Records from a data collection

···

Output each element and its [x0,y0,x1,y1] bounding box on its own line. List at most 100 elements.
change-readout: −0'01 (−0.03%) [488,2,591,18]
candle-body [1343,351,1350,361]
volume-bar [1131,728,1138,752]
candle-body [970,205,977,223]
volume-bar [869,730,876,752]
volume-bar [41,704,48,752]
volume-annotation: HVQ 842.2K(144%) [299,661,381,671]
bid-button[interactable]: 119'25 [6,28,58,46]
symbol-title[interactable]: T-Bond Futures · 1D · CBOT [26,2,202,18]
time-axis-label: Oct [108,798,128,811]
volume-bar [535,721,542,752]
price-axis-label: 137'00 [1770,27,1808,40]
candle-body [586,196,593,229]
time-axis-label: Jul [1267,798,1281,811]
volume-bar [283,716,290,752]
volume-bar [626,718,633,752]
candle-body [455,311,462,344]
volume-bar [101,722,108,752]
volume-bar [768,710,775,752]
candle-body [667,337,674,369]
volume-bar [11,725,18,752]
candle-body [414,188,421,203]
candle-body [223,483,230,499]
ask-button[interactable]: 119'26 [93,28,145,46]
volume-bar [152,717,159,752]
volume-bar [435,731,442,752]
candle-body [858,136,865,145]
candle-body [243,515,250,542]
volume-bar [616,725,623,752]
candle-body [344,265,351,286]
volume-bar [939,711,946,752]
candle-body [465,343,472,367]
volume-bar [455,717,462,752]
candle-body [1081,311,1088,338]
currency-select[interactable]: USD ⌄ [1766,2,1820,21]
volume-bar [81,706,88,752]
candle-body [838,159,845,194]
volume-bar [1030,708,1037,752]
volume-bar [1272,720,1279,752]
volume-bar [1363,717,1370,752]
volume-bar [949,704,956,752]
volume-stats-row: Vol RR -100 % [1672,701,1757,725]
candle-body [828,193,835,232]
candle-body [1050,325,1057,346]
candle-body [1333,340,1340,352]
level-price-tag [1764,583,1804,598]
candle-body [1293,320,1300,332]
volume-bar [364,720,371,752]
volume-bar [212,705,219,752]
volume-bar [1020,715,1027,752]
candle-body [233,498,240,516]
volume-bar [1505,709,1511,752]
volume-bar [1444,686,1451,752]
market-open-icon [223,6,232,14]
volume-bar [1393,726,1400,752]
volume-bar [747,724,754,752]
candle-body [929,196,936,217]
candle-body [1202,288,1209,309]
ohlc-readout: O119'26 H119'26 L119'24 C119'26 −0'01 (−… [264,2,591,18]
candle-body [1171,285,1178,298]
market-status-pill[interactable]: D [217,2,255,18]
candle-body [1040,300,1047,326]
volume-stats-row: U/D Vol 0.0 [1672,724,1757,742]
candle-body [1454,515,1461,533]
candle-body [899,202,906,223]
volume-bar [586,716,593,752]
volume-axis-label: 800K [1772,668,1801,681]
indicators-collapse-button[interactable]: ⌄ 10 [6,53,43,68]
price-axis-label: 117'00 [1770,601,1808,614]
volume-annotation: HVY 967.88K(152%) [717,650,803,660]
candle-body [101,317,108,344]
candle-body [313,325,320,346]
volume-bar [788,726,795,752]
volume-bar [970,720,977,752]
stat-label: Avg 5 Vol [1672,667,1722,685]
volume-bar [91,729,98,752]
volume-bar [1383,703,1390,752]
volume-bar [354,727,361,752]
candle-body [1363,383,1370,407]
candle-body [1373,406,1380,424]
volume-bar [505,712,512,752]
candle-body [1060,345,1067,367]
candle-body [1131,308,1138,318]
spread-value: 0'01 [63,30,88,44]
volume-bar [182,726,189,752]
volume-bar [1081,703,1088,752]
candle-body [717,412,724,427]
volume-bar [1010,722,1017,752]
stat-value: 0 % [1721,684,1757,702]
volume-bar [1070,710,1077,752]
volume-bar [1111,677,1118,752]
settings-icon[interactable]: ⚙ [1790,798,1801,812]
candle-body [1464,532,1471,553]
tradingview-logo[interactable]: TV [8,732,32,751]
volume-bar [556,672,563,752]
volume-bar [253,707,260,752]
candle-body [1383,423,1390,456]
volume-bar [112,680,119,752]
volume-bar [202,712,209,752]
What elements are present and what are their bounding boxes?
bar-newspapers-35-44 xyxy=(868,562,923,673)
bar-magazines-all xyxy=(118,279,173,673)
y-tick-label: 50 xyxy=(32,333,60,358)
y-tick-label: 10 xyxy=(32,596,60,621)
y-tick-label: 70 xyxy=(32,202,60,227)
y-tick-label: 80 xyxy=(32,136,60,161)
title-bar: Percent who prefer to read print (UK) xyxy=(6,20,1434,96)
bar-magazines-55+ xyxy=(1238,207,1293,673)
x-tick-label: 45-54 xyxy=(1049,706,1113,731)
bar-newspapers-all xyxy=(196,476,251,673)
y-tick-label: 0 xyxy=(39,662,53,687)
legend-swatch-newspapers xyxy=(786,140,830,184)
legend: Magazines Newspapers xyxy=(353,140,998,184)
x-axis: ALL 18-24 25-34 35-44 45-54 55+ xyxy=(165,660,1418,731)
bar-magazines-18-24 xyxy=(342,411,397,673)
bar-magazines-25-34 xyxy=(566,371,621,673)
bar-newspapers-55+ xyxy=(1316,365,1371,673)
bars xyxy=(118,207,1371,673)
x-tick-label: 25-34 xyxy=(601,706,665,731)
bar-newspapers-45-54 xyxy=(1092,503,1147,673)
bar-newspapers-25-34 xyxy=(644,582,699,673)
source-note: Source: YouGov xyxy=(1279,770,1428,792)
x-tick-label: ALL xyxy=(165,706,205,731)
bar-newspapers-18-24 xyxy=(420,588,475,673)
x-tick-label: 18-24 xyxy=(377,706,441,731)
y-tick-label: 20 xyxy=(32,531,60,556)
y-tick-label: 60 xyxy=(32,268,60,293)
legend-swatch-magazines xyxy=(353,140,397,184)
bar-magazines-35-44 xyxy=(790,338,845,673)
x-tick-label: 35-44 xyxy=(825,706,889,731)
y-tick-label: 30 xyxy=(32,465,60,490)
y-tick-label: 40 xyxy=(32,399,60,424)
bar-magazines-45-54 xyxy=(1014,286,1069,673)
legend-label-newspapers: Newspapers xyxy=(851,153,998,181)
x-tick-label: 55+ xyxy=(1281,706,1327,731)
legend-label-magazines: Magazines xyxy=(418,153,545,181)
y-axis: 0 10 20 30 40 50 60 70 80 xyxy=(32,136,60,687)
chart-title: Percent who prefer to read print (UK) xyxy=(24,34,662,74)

···

## Directive:
Copy every one of the records above line for line, keeping each character unchanged.

## Reply to the task:
Output each element and its [x0,y0,x1,y1] bounding box on its own line. List at most 100 elements.
change-readout: −0'01 (−0.03%) [488,2,591,18]
candle-body [1343,351,1350,361]
volume-bar [1131,728,1138,752]
candle-body [970,205,977,223]
volume-bar [869,730,876,752]
volume-bar [41,704,48,752]
volume-annotation: HVQ 842.2K(144%) [299,661,381,671]
bid-button[interactable]: 119'25 [6,28,58,46]
symbol-title[interactable]: T-Bond Futures · 1D · CBOT [26,2,202,18]
time-axis-label: Oct [108,798,128,811]
volume-bar [535,721,542,752]
price-axis-label: 137'00 [1770,27,1808,40]
candle-body [586,196,593,229]
time-axis-label: Jul [1267,798,1281,811]
volume-bar [283,716,290,752]
volume-bar [626,718,633,752]
candle-body [455,311,462,344]
volume-bar [101,722,108,752]
volume-bar [768,710,775,752]
candle-body [667,337,674,369]
volume-bar [11,725,18,752]
candle-body [414,188,421,203]
candle-body [223,483,230,499]
ask-button[interactable]: 119'26 [93,28,145,46]
volume-bar [152,717,159,752]
volume-bar [435,731,442,752]
candle-body [858,136,865,145]
candle-body [243,515,250,542]
volume-bar [616,725,623,752]
candle-body [344,265,351,286]
volume-bar [939,711,946,752]
candle-body [465,343,472,367]
volume-bar [455,717,462,752]
candle-body [1081,311,1088,338]
currency-select[interactable]: USD ⌄ [1766,2,1820,21]
volume-bar [81,706,88,752]
candle-body [838,159,845,194]
volume-bar [1030,708,1037,752]
volume-bar [1272,720,1279,752]
volume-bar [1363,717,1370,752]
volume-bar [949,704,956,752]
volume-stats-row: Vol RR -100 % [1672,701,1757,725]
candle-body [828,193,835,232]
candle-body [1050,325,1057,346]
candle-body [1333,340,1340,352]
level-price-tag [1764,583,1804,598]
candle-body [1293,320,1300,332]
volume-bar [364,720,371,752]
volume-bar [212,705,219,752]
volume-bar [1020,715,1027,752]
candle-body [233,498,240,516]
volume-bar [1505,709,1511,752]
volume-bar [1444,686,1451,752]
market-open-icon [223,6,232,14]
volume-bar [1393,726,1400,752]
volume-bar [747,724,754,752]
candle-body [929,196,936,217]
candle-body [1202,288,1209,309]
ohlc-readout: O119'26 H119'26 L119'24 C119'26 −0'01 (−… [264,2,591,18]
candle-body [1171,285,1178,298]
market-status-pill[interactable]: D [217,2,255,18]
candle-body [1040,300,1047,326]
volume-stats-row: U/D Vol 0.0 [1672,724,1757,742]
candle-body [1454,515,1461,533]
candle-body [899,202,906,223]
volume-bar [586,716,593,752]
volume-axis-label: 800K [1772,668,1801,681]
indicators-collapse-button[interactable]: ⌄ 10 [6,53,43,68]
price-axis-label: 117'00 [1770,601,1808,614]
volume-annotation: HVY 967.88K(152%) [717,650,803,660]
candle-body [101,317,108,344]
candle-body [313,325,320,346]
volume-bar [788,726,795,752]
volume-bar [970,720,977,752]
stat-label: Avg 5 Vol [1672,667,1722,685]
volume-bar [91,729,98,752]
volume-bar [1383,703,1390,752]
volume-bar [354,727,361,752]
candle-body [1363,383,1370,407]
candle-body [1373,406,1380,424]
volume-bar [505,712,512,752]
candle-body [1060,345,1067,367]
candle-body [1131,308,1138,318]
spread-value: 0'01 [63,30,88,44]
volume-bar [182,726,189,752]
volume-bar [1081,703,1088,752]
candle-body [717,412,724,427]
volume-bar [1010,722,1017,752]
stat-value: 0 % [1721,684,1757,702]
volume-bar [1070,710,1077,752]
volume-bar [1111,677,1118,752]
settings-icon[interactable]: ⚙ [1790,798,1801,812]
candle-body [1464,532,1471,553]
tradingview-logo[interactable]: TV [8,732,32,751]
volume-bar [556,672,563,752]
volume-bar [253,707,260,752]
candle-body [1383,423,1390,456]
volume-bar [112,680,119,752]
volume-bar [202,712,209,752]
What elements are present and what are their bounding boxes?
bar-newspapers-35-44 xyxy=(868,562,923,673)
bar-magazines-all xyxy=(118,279,173,673)
y-tick-label: 50 xyxy=(32,333,60,358)
y-tick-label: 10 xyxy=(32,596,60,621)
y-tick-label: 70 xyxy=(32,202,60,227)
y-tick-label: 80 xyxy=(32,136,60,161)
title-bar: Percent who prefer to read print (UK) xyxy=(6,20,1434,96)
bar-magazines-55+ xyxy=(1238,207,1293,673)
x-tick-label: 45-54 xyxy=(1049,706,1113,731)
bar-newspapers-all xyxy=(196,476,251,673)
y-tick-label: 0 xyxy=(39,662,53,687)
legend-swatch-newspapers xyxy=(786,140,830,184)
legend: Magazines Newspapers xyxy=(353,140,998,184)
x-axis: ALL 18-24 25-34 35-44 45-54 55+ xyxy=(165,660,1418,731)
bar-magazines-18-24 xyxy=(342,411,397,673)
bar-magazines-25-34 xyxy=(566,371,621,673)
bar-newspapers-55+ xyxy=(1316,365,1371,673)
bars xyxy=(118,207,1371,673)
x-tick-label: 25-34 xyxy=(601,706,665,731)
bar-newspapers-45-54 xyxy=(1092,503,1147,673)
bar-newspapers-25-34 xyxy=(644,582,699,673)
source-note: Source: YouGov xyxy=(1279,770,1428,792)
x-tick-label: ALL xyxy=(165,706,205,731)
bar-newspapers-18-24 xyxy=(420,588,475,673)
x-tick-label: 18-24 xyxy=(377,706,441,731)
y-tick-label: 20 xyxy=(32,531,60,556)
y-tick-label: 60 xyxy=(32,268,60,293)
legend-swatch-magazines xyxy=(353,140,397,184)
bar-magazines-35-44 xyxy=(790,338,845,673)
x-tick-label: 35-44 xyxy=(825,706,889,731)
y-tick-label: 30 xyxy=(32,465,60,490)
y-tick-label: 40 xyxy=(32,399,60,424)
bar-magazines-45-54 xyxy=(1014,286,1069,673)
legend-label-newspapers: Newspapers xyxy=(851,153,998,181)
x-tick-label: 55+ xyxy=(1281,706,1327,731)
legend-label-magazines: Magazines xyxy=(418,153,545,181)
y-axis: 0 10 20 30 40 50 60 70 80 xyxy=(32,136,60,687)
chart-title: Percent who prefer to read print (UK) xyxy=(24,34,662,74)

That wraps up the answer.